**Task directions**
All of the data below must be repeated exactly.

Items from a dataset
(begin)
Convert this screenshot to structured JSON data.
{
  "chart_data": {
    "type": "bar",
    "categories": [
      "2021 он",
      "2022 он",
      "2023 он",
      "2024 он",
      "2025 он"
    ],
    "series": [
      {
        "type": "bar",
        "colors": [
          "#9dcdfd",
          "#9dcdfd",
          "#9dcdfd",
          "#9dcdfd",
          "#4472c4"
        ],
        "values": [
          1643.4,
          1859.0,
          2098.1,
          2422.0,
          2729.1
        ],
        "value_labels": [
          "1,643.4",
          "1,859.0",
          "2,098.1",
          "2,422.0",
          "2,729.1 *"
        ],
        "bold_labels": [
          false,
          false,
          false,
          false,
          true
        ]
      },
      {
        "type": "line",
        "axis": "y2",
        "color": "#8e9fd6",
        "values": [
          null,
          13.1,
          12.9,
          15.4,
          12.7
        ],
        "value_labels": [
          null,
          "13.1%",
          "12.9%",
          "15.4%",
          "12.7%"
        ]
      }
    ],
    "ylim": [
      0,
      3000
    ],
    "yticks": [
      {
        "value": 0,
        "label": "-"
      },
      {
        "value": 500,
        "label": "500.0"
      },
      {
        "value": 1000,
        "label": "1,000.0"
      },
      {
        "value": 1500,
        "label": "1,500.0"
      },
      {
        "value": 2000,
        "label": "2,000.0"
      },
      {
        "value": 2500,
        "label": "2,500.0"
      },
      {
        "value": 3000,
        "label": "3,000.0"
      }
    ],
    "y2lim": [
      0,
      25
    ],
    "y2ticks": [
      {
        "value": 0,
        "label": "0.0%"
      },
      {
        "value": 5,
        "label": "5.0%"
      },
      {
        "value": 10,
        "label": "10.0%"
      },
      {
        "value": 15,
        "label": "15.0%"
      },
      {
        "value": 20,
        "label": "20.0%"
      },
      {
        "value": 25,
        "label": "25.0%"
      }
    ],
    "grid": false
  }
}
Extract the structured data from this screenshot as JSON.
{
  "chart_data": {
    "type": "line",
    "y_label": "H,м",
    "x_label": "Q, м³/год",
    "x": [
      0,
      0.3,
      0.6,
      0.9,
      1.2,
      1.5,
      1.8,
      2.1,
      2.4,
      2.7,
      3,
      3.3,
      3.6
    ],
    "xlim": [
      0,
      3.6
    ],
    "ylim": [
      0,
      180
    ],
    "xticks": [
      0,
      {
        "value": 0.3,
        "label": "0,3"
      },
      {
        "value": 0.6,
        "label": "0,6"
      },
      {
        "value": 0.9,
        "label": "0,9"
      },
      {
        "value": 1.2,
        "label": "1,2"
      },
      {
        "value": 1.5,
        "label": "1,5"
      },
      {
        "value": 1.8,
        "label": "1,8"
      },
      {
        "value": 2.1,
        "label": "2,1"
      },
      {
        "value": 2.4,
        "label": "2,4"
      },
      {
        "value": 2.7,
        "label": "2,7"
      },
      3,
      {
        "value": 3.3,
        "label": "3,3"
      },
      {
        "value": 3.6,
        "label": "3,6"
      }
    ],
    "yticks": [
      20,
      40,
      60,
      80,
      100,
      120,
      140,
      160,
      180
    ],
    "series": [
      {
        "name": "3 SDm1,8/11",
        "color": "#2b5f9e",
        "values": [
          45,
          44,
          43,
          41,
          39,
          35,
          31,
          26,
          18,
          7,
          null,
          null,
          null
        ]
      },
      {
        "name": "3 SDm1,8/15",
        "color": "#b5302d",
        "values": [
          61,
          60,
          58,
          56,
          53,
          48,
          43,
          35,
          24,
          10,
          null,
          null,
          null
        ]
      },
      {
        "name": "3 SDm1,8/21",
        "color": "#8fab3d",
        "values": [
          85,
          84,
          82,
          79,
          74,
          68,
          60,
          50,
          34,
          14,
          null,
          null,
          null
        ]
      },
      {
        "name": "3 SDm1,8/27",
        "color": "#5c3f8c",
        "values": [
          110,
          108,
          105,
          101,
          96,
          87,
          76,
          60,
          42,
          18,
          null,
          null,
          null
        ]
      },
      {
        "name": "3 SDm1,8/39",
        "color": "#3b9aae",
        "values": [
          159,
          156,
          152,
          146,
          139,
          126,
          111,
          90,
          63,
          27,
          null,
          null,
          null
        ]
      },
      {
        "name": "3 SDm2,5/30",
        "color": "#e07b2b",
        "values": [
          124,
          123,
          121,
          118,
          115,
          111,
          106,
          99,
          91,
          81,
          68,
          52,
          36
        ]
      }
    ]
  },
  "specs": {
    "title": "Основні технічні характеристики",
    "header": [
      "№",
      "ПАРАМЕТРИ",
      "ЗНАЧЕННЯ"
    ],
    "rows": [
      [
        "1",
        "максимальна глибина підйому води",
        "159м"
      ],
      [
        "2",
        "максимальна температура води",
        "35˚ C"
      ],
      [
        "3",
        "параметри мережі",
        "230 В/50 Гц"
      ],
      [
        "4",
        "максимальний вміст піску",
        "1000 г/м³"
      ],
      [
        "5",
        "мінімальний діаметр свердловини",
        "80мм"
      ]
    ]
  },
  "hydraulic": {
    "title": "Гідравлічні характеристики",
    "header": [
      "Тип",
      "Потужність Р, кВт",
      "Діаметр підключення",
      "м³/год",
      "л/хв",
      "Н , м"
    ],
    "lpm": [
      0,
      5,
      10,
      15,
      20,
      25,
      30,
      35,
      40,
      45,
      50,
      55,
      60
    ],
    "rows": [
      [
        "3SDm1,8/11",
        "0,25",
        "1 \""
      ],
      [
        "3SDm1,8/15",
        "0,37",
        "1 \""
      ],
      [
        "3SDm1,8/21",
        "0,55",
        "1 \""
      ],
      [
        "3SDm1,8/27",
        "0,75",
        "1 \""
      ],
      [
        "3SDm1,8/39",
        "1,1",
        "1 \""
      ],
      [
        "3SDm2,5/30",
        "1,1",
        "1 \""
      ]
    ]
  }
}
(end)
**Expected answer**
Convert this screenshot to structured JSON data.
{
  "chart_data": {
    "type": "bar",
    "categories": [
      "2021 он",
      "2022 он",
      "2023 он",
      "2024 он",
      "2025 он"
    ],
    "series": [
      {
        "type": "bar",
        "colors": [
          "#9dcdfd",
          "#9dcdfd",
          "#9dcdfd",
          "#9dcdfd",
          "#4472c4"
        ],
        "values": [
          1643.4,
          1859.0,
          2098.1,
          2422.0,
          2729.1
        ],
        "value_labels": [
          "1,643.4",
          "1,859.0",
          "2,098.1",
          "2,422.0",
          "2,729.1 *"
        ],
        "bold_labels": [
          false,
          false,
          false,
          false,
          true
        ]
      },
      {
        "type": "line",
        "axis": "y2",
        "color": "#8e9fd6",
        "values": [
          null,
          13.1,
          12.9,
          15.4,
          12.7
        ],
        "value_labels": [
          null,
          "13.1%",
          "12.9%",
          "15.4%",
          "12.7%"
        ]
      }
    ],
    "ylim": [
      0,
      3000
    ],
    "yticks": [
      {
        "value": 0,
        "label": "-"
      },
      {
        "value": 500,
        "label": "500.0"
      },
      {
        "value": 1000,
        "label": "1,000.0"
      },
      {
        "value": 1500,
        "label": "1,500.0"
      },
      {
        "value": 2000,
        "label": "2,000.0"
      },
      {
        "value": 2500,
        "label": "2,500.0"
      },
      {
        "value": 3000,
        "label": "3,000.0"
      }
    ],
    "y2lim": [
      0,
      25
    ],
    "y2ticks": [
      {
        "value": 0,
        "label": "0.0%"
      },
      {
        "value": 5,
        "label": "5.0%"
      },
      {
        "value": 10,
        "label": "10.0%"
      },
      {
        "value": 15,
        "label": "15.0%"
      },
      {
        "value": 20,
        "label": "20.0%"
      },
      {
        "value": 25,
        "label": "25.0%"
      }
    ],
    "grid": false
  }
}
Extract the structured data from this screenshot as JSON.
{
  "chart_data": {
    "type": "line",
    "y_label": "H,м",
    "x_label": "Q, м³/год",
    "x": [
      0,
      0.3,
      0.6,
      0.9,
      1.2,
      1.5,
      1.8,
      2.1,
      2.4,
      2.7,
      3,
      3.3,
      3.6
    ],
    "xlim": [
      0,
      3.6
    ],
    "ylim": [
      0,
      180
    ],
    "xticks": [
      0,
      {
        "value": 0.3,
        "label": "0,3"
      },
      {
        "value": 0.6,
        "label": "0,6"
      },
      {
        "value": 0.9,
        "label": "0,9"
      },
      {
        "value": 1.2,
        "label": "1,2"
      },
      {
        "value": 1.5,
        "label": "1,5"
      },
      {
        "value": 1.8,
        "label": "1,8"
      },
      {
        "value": 2.1,
        "label": "2,1"
      },
      {
        "value": 2.4,
        "label": "2,4"
      },
      {
        "value": 2.7,
        "label": "2,7"
      },
      3,
      {
        "value": 3.3,
        "label": "3,3"
      },
      {
        "value": 3.6,
        "label": "3,6"
      }
    ],
    "yticks": [
      20,
      40,
      60,
      80,
      100,
      120,
      140,
      160,
      180
    ],
    "series": [
      {
        "name": "3 SDm1,8/11",
        "color": "#2b5f9e",
        "values": [
          45,
          44,
          43,
          41,
          39,
          35,
          31,
          26,
          18,
          7,
          null,
          null,
          null
        ]
      },
      {
        "name": "3 SDm1,8/15",
        "color": "#b5302d",
        "values": [
          61,
          60,
          58,
          56,
          53,
          48,
          43,
          35,
          24,
          10,
          null,
          null,
          null
        ]
      },
      {
        "name": "3 SDm1,8/21",
        "color": "#8fab3d",
        "values": [
          85,
          84,
          82,
          79,
          74,
          68,
          60,
          50,
          34,
          14,
          null,
          null,
          null
        ]
      },
      {
        "name": "3 SDm1,8/27",
        "color": "#5c3f8c",
        "values": [
          110,
          108,
          105,
          101,
          96,
          87,
          76,
          60,
          42,
          18,
          null,
          null,
          null
        ]
      },
      {
        "name": "3 SDm1,8/39",
        "color": "#3b9aae",
        "values": [
          159,
          156,
          152,
          146,
          139,
          126,
          111,
          90,
          63,
          27,
          null,
          null,
          null
        ]
      },
      {
        "name": "3 SDm2,5/30",
        "color": "#e07b2b",
        "values": [
          124,
          123,
          121,
          118,
          115,
          111,
          106,
          99,
          91,
          81,
          68,
          52,
          36
        ]
      }
    ]
  },
  "specs": {
    "title": "Основні технічні характеристики",
    "header": [
      "№",
      "ПАРАМЕТРИ",
      "ЗНАЧЕННЯ"
    ],
    "rows": [
      [
        "1",
        "максимальна глибина підйому води",
        "159м"
      ],
      [
        "2",
        "максимальна температура води",
        "35˚ C"
      ],
      [
        "3",
        "параметри мережі",
        "230 В/50 Гц"
      ],
      [
        "4",
        "максимальний вміст піску",
        "1000 г/м³"
      ],
      [
        "5",
        "мінімальний діаметр свердловини",
        "80мм"
      ]
    ]
  },
  "hydraulic": {
    "title": "Гідравлічні характеристики",
    "header": [
      "Тип",
      "Потужність Р, кВт",
      "Діаметр підключення",
      "м³/год",
      "л/хв",
      "Н , м"
    ],
    "lpm": [
      0,
      5,
      10,
      15,
      20,
      25,
      30,
      35,
      40,
      45,
      50,
      55,
      60
    ],
    "rows": [
      [
        "3SDm1,8/11",
        "0,25",
        "1 \""
      ],
      [
        "3SDm1,8/15",
        "0,37",
        "1 \""
      ],
      [
        "3SDm1,8/21",
        "0,55",
        "1 \""
      ],
      [
        "3SDm1,8/27",
        "0,75",
        "1 \""
      ],
      [
        "3SDm1,8/39",
        "1,1",
        "1 \""
      ],
      [
        "3SDm2,5/30",
        "1,1",
        "1 \""
      ]
    ]
  }
}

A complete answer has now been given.